Excerpted records =>
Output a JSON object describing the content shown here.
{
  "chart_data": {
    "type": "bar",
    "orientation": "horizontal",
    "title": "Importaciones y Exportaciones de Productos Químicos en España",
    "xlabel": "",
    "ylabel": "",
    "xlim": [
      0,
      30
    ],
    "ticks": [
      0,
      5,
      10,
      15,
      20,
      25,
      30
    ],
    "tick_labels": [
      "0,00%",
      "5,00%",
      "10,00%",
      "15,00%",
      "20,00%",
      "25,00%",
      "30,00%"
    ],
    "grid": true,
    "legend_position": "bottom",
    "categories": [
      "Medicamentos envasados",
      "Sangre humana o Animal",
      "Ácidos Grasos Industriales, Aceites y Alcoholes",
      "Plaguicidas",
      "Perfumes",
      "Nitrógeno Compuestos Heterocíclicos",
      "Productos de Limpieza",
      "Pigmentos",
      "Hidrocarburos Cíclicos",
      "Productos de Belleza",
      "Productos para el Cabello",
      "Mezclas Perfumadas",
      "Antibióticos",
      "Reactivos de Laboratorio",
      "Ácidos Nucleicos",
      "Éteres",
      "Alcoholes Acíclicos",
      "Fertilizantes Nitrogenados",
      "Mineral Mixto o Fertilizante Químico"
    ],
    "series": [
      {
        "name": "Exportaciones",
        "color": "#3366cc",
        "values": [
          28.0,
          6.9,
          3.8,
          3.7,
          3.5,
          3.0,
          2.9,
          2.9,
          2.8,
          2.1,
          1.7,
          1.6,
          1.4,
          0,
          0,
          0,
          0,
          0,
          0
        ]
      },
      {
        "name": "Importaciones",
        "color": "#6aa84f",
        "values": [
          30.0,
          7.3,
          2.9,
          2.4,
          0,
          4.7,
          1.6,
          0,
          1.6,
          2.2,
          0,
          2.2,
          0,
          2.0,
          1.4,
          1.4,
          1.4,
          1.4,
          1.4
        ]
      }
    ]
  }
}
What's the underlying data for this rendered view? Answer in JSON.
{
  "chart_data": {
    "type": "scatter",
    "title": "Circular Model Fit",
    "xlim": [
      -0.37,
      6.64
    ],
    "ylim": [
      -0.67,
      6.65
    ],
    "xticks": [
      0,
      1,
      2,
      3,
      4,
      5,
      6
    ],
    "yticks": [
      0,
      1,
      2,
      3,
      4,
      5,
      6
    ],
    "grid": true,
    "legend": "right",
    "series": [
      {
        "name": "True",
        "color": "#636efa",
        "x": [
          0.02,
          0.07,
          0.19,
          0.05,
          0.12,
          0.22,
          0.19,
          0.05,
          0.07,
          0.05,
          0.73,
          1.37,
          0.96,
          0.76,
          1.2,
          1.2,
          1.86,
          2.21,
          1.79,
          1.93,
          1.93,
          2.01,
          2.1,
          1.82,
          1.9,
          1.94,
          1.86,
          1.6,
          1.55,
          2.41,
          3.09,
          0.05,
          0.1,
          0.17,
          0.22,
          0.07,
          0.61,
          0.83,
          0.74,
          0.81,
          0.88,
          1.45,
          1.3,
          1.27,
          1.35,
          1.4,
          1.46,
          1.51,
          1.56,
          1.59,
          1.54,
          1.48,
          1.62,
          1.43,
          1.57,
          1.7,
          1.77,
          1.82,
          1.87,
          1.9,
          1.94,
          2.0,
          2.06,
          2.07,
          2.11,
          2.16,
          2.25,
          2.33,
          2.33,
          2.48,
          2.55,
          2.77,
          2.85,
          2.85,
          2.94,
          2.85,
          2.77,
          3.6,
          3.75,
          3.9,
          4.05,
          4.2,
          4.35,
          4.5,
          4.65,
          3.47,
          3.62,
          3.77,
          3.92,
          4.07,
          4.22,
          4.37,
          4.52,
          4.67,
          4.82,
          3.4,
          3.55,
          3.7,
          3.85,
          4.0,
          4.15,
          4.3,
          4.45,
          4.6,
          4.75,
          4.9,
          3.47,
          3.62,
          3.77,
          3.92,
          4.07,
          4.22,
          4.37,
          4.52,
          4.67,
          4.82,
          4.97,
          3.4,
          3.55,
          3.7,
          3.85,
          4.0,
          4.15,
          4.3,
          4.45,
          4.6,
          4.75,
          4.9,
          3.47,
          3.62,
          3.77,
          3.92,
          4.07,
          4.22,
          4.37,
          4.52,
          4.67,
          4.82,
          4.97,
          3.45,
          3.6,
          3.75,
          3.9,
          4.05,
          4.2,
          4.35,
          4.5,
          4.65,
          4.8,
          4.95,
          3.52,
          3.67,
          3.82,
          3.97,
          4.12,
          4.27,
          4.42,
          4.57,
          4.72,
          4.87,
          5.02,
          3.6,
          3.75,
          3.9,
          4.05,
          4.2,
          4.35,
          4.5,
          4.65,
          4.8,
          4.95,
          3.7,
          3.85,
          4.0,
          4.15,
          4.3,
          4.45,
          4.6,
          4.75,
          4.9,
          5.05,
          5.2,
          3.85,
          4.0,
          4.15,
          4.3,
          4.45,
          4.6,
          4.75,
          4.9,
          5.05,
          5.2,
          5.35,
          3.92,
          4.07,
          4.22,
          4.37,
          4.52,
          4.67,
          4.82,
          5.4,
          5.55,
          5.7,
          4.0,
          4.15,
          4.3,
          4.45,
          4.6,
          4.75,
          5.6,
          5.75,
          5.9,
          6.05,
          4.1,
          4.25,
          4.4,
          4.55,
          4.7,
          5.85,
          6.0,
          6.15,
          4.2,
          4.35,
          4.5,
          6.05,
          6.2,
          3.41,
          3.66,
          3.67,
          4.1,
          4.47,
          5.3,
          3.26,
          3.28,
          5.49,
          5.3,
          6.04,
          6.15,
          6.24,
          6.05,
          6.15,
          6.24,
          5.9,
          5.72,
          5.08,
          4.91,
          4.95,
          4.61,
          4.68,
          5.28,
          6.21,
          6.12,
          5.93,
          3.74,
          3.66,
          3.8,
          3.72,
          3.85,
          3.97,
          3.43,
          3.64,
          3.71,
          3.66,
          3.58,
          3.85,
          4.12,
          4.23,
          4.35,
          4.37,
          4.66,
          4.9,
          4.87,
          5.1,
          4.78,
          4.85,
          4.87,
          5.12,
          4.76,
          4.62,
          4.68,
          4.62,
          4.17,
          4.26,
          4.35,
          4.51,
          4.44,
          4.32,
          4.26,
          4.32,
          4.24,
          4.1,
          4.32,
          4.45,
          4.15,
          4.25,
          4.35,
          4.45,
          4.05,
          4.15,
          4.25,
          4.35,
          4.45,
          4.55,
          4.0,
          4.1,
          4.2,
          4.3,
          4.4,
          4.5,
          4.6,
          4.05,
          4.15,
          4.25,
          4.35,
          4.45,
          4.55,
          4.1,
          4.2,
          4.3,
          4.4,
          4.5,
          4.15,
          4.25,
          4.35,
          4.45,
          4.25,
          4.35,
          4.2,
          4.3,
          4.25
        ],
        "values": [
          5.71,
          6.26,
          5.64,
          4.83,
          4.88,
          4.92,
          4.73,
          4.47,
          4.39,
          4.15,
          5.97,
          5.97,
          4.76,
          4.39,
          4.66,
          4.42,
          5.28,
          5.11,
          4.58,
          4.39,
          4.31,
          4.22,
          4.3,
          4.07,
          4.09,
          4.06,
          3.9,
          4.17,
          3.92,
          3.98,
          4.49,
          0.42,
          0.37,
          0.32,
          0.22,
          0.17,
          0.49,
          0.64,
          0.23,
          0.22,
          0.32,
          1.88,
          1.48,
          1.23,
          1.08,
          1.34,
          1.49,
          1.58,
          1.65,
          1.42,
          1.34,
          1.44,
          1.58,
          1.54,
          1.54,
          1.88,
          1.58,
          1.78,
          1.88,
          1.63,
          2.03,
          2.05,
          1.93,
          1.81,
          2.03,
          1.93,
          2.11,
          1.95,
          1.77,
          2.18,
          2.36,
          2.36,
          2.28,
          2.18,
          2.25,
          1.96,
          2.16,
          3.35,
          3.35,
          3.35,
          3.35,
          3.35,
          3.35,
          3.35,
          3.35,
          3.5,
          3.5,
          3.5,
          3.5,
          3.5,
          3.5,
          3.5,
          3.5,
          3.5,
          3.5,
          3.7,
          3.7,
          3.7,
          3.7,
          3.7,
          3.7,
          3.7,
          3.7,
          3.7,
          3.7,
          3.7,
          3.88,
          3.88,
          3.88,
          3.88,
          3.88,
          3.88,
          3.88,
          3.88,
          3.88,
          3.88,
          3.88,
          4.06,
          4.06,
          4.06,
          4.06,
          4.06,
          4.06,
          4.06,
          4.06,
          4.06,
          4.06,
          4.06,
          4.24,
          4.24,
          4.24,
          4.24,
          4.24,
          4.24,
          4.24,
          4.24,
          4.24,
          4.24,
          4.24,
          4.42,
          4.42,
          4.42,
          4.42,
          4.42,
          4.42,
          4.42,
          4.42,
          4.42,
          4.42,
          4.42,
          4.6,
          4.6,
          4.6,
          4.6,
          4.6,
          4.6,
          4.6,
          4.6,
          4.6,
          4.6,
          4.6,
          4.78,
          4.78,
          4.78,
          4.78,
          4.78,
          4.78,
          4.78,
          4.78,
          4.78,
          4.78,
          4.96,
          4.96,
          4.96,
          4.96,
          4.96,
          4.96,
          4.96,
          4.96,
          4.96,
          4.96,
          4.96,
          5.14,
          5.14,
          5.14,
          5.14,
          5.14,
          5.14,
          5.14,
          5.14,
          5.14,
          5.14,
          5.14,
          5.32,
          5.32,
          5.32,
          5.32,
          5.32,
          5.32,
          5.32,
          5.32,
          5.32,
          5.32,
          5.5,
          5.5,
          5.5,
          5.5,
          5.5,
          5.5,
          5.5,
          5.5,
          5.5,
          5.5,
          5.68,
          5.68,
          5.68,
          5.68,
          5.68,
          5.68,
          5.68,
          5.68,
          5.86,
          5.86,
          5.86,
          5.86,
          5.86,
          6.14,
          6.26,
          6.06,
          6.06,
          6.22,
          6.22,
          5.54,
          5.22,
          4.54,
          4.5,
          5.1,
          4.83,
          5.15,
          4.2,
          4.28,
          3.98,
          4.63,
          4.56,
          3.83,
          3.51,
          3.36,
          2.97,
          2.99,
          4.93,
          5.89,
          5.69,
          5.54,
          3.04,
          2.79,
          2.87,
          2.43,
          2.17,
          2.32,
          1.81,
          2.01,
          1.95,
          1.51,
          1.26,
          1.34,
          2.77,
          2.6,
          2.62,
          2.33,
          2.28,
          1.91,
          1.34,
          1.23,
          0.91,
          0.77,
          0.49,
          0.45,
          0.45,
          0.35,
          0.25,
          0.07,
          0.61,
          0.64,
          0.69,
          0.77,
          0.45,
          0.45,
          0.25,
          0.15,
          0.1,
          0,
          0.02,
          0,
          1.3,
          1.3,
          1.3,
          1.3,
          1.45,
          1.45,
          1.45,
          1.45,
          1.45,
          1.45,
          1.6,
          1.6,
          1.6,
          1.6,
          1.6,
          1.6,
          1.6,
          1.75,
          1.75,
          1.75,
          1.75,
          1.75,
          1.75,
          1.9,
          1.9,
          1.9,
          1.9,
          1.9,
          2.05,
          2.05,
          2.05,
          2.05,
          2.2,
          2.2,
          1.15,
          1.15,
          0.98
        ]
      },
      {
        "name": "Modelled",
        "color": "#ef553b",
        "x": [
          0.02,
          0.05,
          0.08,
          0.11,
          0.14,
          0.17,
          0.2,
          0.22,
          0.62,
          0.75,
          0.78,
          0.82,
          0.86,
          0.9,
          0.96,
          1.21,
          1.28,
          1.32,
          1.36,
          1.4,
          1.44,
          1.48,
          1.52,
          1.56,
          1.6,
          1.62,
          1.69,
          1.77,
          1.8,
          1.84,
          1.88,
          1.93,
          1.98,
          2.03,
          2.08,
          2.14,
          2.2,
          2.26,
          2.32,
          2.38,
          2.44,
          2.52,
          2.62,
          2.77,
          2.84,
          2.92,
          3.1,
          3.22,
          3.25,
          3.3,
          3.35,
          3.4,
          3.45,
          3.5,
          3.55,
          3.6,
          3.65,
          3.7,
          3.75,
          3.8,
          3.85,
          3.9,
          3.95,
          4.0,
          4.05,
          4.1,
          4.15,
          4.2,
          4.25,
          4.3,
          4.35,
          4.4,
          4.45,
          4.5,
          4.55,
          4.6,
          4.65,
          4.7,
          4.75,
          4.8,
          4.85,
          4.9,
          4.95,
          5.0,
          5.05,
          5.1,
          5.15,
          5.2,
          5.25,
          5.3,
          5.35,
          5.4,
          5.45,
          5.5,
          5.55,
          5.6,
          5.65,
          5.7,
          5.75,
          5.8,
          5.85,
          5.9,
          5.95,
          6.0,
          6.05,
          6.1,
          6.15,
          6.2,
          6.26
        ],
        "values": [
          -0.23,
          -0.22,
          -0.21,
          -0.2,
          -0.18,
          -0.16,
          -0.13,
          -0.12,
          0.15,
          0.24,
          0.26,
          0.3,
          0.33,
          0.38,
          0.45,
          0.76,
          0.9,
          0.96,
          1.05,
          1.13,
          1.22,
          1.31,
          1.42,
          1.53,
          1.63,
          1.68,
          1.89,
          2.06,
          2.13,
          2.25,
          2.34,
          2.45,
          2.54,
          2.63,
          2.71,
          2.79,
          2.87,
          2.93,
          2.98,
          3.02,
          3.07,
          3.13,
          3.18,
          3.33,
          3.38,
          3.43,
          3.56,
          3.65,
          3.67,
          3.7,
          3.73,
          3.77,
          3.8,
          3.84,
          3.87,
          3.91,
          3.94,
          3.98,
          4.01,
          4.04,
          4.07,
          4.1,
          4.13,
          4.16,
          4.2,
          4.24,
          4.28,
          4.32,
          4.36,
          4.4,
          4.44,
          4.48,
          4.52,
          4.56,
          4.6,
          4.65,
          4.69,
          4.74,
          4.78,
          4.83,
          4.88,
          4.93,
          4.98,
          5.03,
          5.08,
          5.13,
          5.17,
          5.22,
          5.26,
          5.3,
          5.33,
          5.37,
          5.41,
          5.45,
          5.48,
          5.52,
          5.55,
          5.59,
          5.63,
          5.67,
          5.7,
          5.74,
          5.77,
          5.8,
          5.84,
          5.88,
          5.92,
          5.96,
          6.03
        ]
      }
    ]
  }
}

Brief =>
Some lines of the data above may hold the word "color"; report how many do, and nothing else.

Task solution =>
4